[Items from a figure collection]
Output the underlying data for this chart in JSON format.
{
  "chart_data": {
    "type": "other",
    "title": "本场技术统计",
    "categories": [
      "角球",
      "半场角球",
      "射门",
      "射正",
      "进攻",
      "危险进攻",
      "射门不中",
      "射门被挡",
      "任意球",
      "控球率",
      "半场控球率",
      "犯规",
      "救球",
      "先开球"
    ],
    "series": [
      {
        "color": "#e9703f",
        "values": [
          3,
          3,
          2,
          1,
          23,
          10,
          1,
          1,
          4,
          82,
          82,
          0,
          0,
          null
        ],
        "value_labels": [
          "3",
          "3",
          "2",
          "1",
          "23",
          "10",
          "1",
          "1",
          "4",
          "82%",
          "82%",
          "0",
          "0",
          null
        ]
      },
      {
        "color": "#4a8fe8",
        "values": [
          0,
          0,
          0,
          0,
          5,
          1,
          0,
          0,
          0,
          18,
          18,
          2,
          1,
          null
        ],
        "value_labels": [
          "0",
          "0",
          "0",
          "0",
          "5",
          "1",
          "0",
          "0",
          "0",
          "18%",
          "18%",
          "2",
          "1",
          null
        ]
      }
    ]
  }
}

- The problem -
Exactly reproduce every record.

- Solution -
Output the underlying data for this chart in JSON format.
{
  "chart_data": {
    "type": "other",
    "title": "本场技术统计",
    "categories": [
      "角球",
      "半场角球",
      "射门",
      "射正",
      "进攻",
      "危险进攻",
      "射门不中",
      "射门被挡",
      "任意球",
      "控球率",
      "半场控球率",
      "犯规",
      "救球",
      "先开球"
    ],
    "series": [
      {
        "color": "#e9703f",
        "values": [
          3,
          3,
          2,
          1,
          23,
          10,
          1,
          1,
          4,
          82,
          82,
          0,
          0,
          null
        ],
        "value_labels": [
          "3",
          "3",
          "2",
          "1",
          "23",
          "10",
          "1",
          "1",
          "4",
          "82%",
          "82%",
          "0",
          "0",
          null
        ]
      },
      {
        "color": "#4a8fe8",
        "values": [
          0,
          0,
          0,
          0,
          5,
          1,
          0,
          0,
          0,
          18,
          18,
          2,
          1,
          null
        ],
        "value_labels": [
          "0",
          "0",
          "0",
          "0",
          "5",
          "1",
          "0",
          "0",
          "0",
          "18%",
          "18%",
          "2",
          "1",
          null
        ]
      }
    ]
  }
}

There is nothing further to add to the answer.